Problem: Without the pictures, print each of the records below exactly as it appears.

Records from a data collection:

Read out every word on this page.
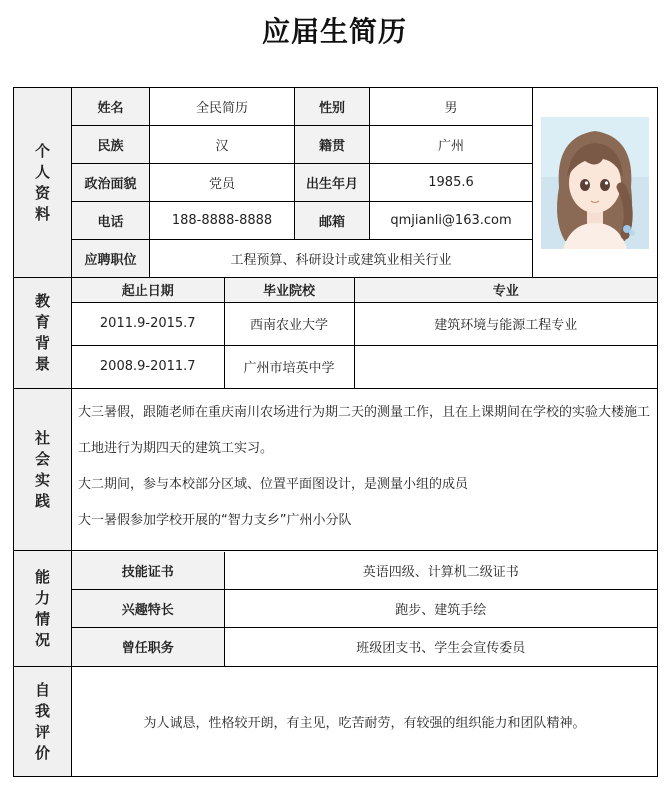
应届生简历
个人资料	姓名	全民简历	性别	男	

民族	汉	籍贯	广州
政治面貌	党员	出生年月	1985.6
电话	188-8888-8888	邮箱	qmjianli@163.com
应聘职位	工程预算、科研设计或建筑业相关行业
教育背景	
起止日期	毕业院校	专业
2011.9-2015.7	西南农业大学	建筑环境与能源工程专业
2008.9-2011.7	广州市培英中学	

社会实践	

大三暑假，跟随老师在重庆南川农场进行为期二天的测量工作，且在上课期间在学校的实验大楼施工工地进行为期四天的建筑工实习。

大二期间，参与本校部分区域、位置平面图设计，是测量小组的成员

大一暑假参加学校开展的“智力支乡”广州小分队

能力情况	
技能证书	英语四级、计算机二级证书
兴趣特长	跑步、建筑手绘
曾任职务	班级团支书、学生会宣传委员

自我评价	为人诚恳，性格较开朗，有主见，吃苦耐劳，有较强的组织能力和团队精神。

Finished exercise:
Read out every word on this page.
应届生简历
个人资料	姓名	全民简历	性别	男	

民族	汉	籍贯	广州
政治面貌	党员	出生年月	1985.6
电话	188-8888-8888	邮箱	qmjianli@163.com
应聘职位	工程预算、科研设计或建筑业相关行业
教育背景	
起止日期	毕业院校	专业
2011.9-2015.7	西南农业大学	建筑环境与能源工程专业
2008.9-2011.7	广州市培英中学	

社会实践	

大三暑假，跟随老师在重庆南川农场进行为期二天的测量工作，且在上课期间在学校的实验大楼施工工地进行为期四天的建筑工实习。

大二期间，参与本校部分区域、位置平面图设计，是测量小组的成员

大一暑假参加学校开展的“智力支乡”广州小分队

能力情况	
技能证书	英语四级、计算机二级证书
兴趣特长	跑步、建筑手绘
曾任职务	班级团支书、学生会宣传委员

自我评价	为人诚恳，性格较开朗，有主见，吃苦耐劳，有较强的组织能力和团队精神。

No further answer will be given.